### [WHAT THIS TASK INVOLVES]
The data must be returned in full and exactly as given.

## begin GIVEN RECORDS

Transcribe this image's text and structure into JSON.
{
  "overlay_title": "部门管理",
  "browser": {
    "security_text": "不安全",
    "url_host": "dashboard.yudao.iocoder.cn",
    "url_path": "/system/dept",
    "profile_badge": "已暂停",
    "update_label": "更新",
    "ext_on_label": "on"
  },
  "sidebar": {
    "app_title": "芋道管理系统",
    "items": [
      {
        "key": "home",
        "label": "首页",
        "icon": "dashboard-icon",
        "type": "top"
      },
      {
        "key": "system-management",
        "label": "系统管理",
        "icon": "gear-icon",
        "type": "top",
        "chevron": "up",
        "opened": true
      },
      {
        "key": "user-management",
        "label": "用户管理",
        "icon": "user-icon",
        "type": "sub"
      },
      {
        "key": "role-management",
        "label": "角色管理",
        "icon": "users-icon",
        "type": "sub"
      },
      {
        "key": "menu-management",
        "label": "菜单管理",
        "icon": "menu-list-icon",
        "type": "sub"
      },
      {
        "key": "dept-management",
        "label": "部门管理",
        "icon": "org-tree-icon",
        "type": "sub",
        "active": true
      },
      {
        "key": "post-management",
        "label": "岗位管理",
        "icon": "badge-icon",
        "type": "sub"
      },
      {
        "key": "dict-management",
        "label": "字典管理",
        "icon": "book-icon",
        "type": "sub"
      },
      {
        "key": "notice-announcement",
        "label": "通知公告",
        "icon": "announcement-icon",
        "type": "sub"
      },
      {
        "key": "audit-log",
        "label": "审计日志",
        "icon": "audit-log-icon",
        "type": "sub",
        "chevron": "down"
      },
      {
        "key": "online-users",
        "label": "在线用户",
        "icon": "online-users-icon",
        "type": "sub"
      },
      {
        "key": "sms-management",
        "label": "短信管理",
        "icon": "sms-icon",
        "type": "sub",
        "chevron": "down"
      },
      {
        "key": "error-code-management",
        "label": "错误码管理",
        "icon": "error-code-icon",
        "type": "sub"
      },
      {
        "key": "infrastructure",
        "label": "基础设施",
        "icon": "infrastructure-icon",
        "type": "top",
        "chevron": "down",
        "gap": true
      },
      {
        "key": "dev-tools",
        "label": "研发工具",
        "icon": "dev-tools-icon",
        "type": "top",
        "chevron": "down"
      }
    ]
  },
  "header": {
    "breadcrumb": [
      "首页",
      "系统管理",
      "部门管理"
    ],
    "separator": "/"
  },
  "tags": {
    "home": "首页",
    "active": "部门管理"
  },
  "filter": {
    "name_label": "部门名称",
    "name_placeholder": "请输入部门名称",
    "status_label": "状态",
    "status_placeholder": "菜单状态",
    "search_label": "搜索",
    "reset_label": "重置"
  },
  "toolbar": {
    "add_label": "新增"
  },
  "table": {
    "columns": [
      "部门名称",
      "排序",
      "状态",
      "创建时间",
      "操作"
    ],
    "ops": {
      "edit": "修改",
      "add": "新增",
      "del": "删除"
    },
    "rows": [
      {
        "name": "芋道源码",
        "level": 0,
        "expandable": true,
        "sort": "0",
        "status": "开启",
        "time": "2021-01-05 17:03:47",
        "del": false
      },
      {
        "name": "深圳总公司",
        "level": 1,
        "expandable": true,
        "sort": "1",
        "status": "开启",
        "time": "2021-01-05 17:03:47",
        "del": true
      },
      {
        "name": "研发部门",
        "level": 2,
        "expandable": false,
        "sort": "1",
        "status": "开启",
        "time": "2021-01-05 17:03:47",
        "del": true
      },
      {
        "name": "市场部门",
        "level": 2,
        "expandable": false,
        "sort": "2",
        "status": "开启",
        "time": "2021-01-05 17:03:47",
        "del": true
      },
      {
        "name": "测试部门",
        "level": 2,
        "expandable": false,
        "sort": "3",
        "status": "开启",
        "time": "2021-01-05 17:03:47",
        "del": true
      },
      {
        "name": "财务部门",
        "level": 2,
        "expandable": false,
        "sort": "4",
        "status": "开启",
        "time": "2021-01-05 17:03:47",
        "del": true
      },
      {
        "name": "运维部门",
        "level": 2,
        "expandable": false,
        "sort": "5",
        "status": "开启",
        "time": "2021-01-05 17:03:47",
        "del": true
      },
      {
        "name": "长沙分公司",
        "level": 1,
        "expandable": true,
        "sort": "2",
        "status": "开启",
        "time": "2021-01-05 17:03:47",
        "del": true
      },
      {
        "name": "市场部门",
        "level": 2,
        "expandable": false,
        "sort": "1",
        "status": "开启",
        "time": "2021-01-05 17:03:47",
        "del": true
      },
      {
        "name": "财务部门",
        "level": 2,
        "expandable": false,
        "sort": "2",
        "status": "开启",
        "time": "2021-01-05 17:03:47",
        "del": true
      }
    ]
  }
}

## end GIVEN RECORDS

### [EXERCISE RESPONSE]
Transcribe this image's text and structure into JSON.
{
  "overlay_title": "部门管理",
  "browser": {
    "security_text": "不安全",
    "url_host": "dashboard.yudao.iocoder.cn",
    "url_path": "/system/dept",
    "profile_badge": "已暂停",
    "update_label": "更新",
    "ext_on_label": "on"
  },
  "sidebar": {
    "app_title": "芋道管理系统",
    "items": [
      {
        "key": "home",
        "label": "首页",
        "icon": "dashboard-icon",
        "type": "top"
      },
      {
        "key": "system-management",
        "label": "系统管理",
        "icon": "gear-icon",
        "type": "top",
        "chevron": "up",
        "opened": true
      },
      {
        "key": "user-management",
        "label": "用户管理",
        "icon": "user-icon",
        "type": "sub"
      },
      {
        "key": "role-management",
        "label": "角色管理",
        "icon": "users-icon",
        "type": "sub"
      },
      {
        "key": "menu-management",
        "label": "菜单管理",
        "icon": "menu-list-icon",
        "type": "sub"
      },
      {
        "key": "dept-management",
        "label": "部门管理",
        "icon": "org-tree-icon",
        "type": "sub",
        "active": true
      },
      {
        "key": "post-management",
        "label": "岗位管理",
        "icon": "badge-icon",
        "type": "sub"
      },
      {
        "key": "dict-management",
        "label": "字典管理",
        "icon": "book-icon",
        "type": "sub"
      },
      {
        "key": "notice-announcement",
        "label": "通知公告",
        "icon": "announcement-icon",
        "type": "sub"
      },
      {
        "key": "audit-log",
        "label": "审计日志",
        "icon": "audit-log-icon",
        "type": "sub",
        "chevron": "down"
      },
      {
        "key": "online-users",
        "label": "在线用户",
        "icon": "online-users-icon",
        "type": "sub"
      },
      {
        "key": "sms-management",
        "label": "短信管理",
        "icon": "sms-icon",
        "type": "sub",
        "chevron": "down"
      },
      {
        "key": "error-code-management",
        "label": "错误码管理",
        "icon": "error-code-icon",
        "type": "sub"
      },
      {
        "key": "infrastructure",
        "label": "基础设施",
        "icon": "infrastructure-icon",
        "type": "top",
        "chevron": "down",
        "gap": true
      },
      {
        "key": "dev-tools",
        "label": "研发工具",
        "icon": "dev-tools-icon",
        "type": "top",
        "chevron": "down"
      }
    ]
  },
  "header": {
    "breadcrumb": [
      "首页",
      "系统管理",
      "部门管理"
    ],
    "separator": "/"
  },
  "tags": {
    "home": "首页",
    "active": "部门管理"
  },
  "filter": {
    "name_label": "部门名称",
    "name_placeholder": "请输入部门名称",
    "status_label": "状态",
    "status_placeholder": "菜单状态",
    "search_label": "搜索",
    "reset_label": "重置"
  },
  "toolbar": {
    "add_label": "新增"
  },
  "table": {
    "columns": [
      "部门名称",
      "排序",
      "状态",
      "创建时间",
      "操作"
    ],
    "ops": {
      "edit": "修改",
      "add": "新增",
      "del": "删除"
    },
    "rows": [
      {
        "name": "芋道源码",
        "level": 0,
        "expandable": true,
        "sort": "0",
        "status": "开启",
        "time": "2021-01-05 17:03:47",
        "del": false
      },
      {
        "name": "深圳总公司",
        "level": 1,
        "expandable": true,
        "sort": "1",
        "status": "开启",
        "time": "2021-01-05 17:03:47",
        "del": true
      },
      {
        "name": "研发部门",
        "level": 2,
        "expandable": false,
        "sort": "1",
        "status": "开启",
        "time": "2021-01-05 17:03:47",
        "del": true
      },
      {
        "name": "市场部门",
        "level": 2,
        "expandable": false,
        "sort": "2",
        "status": "开启",
        "time": "2021-01-05 17:03:47",
        "del": true
      },
      {
        "name": "测试部门",
        "level": 2,
        "expandable": false,
        "sort": "3",
        "status": "开启",
        "time": "2021-01-05 17:03:47",
        "del": true
      },
      {
        "name": "财务部门",
        "level": 2,
        "expandable": false,
        "sort": "4",
        "status": "开启",
        "time": "2021-01-05 17:03:47",
        "del": true
      },
      {
        "name": "运维部门",
        "level": 2,
        "expandable": false,
        "sort": "5",
        "status": "开启",
        "time": "2021-01-05 17:03:47",
        "del": true
      },
      {
        "name": "长沙分公司",
        "level": 1,
        "expandable": true,
        "sort": "2",
        "status": "开启",
        "time": "2021-01-05 17:03:47",
        "del": true
      },
      {
        "name": "市场部门",
        "level": 2,
        "expandable": false,
        "sort": "1",
        "status": "开启",
        "time": "2021-01-05 17:03:47",
        "del": true
      },
      {
        "name": "财务部门",
        "level": 2,
        "expandable": false,
        "sort": "2",
        "status": "开启",
        "time": "2021-01-05 17:03:47",
        "del": true
      }
    ]
  }
}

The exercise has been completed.